Colne was in the historic and administrative county of Huntingdonshire until 1965. From 1965, the village was part of the new administrative county of Huntingdon and Peterborough. Then in 1974, following the Local Government Act 1972, Colne became a part of the county of Cambridgeshire.

The second tier of local government is Huntingdonshire District Council which is a non-metropolitan district of Cambridgeshire and has its headquarters in Huntingdon. Huntingdonshire District Council has 52 councillors representing 29 district wards. Huntingdonshire District Council collects the council tax, and provides services such as building regulations, local planning, environmental health, leisure and tourism. Colne is a part of the district ward of Somersham and is represented on the district council by two councillors. District councillors serve for four-year terms following elections to Huntingdonshire District Council.

For Colne the highest tier of local government is Cambridgeshire County Council which has administration buildings in Cambridge. The county council provides county-wide services such as major road infrastructure, fire and rescue, education, social services, libraries and heritage services. Cambridgeshire County Council consists of 69 councillors representing 60 electoral divisions. Colne is part of the electoral division of Somersham and Earith and is represented on the county council by one councillor.

At Westminster Colne is in the parliamentary constituency of North West Cambridgeshire, and elects one Member of Parliament (MP) by the first past the post system of election. Colne is represented in the House of Commons by Shailesh Vara (Conservative). Shailesh Vara has represented the constituency since 2005. The previous member of parliament was Brian Mawhinney (Conservative) who represented the constituency between 1997 and 2005.

==Demography==
In the period 1801 to 1901 the population of Colne was recorded every ten years by the UK census. During this time the population was in the range of 260 (the lowest was in 1901) and 544 (the highest was in 1841).

From 1901, a census was taken every ten years with the exception of 1941 (due to the Second World War).

**EXCERPTED DATA**
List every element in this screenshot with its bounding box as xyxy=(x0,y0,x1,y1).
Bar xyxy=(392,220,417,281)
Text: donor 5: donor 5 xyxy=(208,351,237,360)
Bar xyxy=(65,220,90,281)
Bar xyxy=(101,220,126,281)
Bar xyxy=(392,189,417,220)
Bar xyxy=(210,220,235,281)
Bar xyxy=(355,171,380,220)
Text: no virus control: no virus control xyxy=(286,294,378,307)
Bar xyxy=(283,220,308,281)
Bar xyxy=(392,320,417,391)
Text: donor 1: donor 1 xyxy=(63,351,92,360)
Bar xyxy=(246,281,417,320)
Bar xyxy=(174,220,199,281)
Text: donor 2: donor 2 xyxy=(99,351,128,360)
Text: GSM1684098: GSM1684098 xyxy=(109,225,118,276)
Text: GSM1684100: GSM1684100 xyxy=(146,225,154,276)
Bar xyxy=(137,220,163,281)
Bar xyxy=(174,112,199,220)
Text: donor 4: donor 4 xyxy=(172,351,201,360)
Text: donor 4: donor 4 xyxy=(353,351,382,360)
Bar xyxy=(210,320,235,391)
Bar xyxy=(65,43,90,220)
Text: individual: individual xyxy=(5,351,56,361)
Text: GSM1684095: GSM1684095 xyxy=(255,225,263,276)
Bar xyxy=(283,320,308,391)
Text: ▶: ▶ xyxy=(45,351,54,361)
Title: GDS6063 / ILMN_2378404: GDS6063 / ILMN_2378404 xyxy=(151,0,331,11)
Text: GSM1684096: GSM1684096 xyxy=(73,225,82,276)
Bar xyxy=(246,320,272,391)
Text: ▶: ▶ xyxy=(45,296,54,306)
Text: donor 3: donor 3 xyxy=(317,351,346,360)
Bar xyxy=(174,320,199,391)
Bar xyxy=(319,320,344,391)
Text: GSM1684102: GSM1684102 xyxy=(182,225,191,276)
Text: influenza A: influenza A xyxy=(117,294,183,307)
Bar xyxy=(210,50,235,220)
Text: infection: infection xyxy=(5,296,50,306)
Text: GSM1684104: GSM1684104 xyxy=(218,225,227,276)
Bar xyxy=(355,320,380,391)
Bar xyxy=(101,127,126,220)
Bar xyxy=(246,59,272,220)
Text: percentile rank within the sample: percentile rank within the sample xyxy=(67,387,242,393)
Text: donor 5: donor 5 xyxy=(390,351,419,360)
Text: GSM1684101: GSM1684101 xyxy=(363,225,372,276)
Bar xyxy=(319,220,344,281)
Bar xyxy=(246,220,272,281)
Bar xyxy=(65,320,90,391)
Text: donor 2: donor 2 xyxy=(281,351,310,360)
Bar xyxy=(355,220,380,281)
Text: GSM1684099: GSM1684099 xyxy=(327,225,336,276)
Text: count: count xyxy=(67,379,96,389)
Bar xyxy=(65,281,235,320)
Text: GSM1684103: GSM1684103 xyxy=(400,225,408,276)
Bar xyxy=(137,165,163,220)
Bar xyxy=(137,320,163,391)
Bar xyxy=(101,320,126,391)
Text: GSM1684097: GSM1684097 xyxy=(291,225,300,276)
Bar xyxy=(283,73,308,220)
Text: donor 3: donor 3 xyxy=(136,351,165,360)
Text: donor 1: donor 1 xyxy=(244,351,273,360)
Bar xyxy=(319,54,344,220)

**WORK TO COMPLETE**
Continue the passage on Colne's government and population, starting after its last sentence.

**YOUR RESPONSE**
| Parish | 1911 | 1921 | 1931 | 1951 | 1961 | 1971 | 1981 | 1991 | 2001 | 2011 |
|---|---|---|---|---|---|---|---|---|---|---|
| Colne | 339 | 379 | 369 | 424 | 473 | 555 | 813 | 789 | 784 | 865 |

All population census figures from report Historic Census figures Cambridgeshire to 2011 by Cambridgeshire Insight.

In 2011, the parish covered an area of 1715 acre and so the population density for Colne in 2011 was 322.8 persons per square mile (124.6 per square kilometre).

==Community and culture==
There are no shops in Colne, although there is a public house (The Green Man) and a village hall. The Bluntisham & Colne Women's Institute meets at the village hall once a month.

The nearest primary school is St. Helen's in Bluntisham. The nearest shops and amenities are also in Bluntisham.

== Religious sites ==
The ancient church of St Helen was built between the 13th and 15th centuries. Its walls were chiefly of stone and rubble, but parts of it were brick and the roof was tiled. The nave and aisle were covered with one continuous roof in 1807. On 24 April 1896 the tower fell and destroyed much of the church – the chancel, the aisle walls and the porch were all that survived. The old church was taken down and a new church was built on another site. The church had four bells, three from the 17th century and a later bell from the early 18th century. Three of the bells were removed in 1892, while the fourth fell with the tower, but was undamaged. The south porch is all that remains of the original structure.

The modern St Helens church was built in 1900 and is a Grade II listed building. The building of the new church incorporated rescued elements from the ancient church (including partially restored 13th and 14th century windows and some of the ancient stone). Colne is a chapelry annexed with Pidley.

Near to the centre of the village is the Baptist Chapel built in 1870. The chapel is now defunct.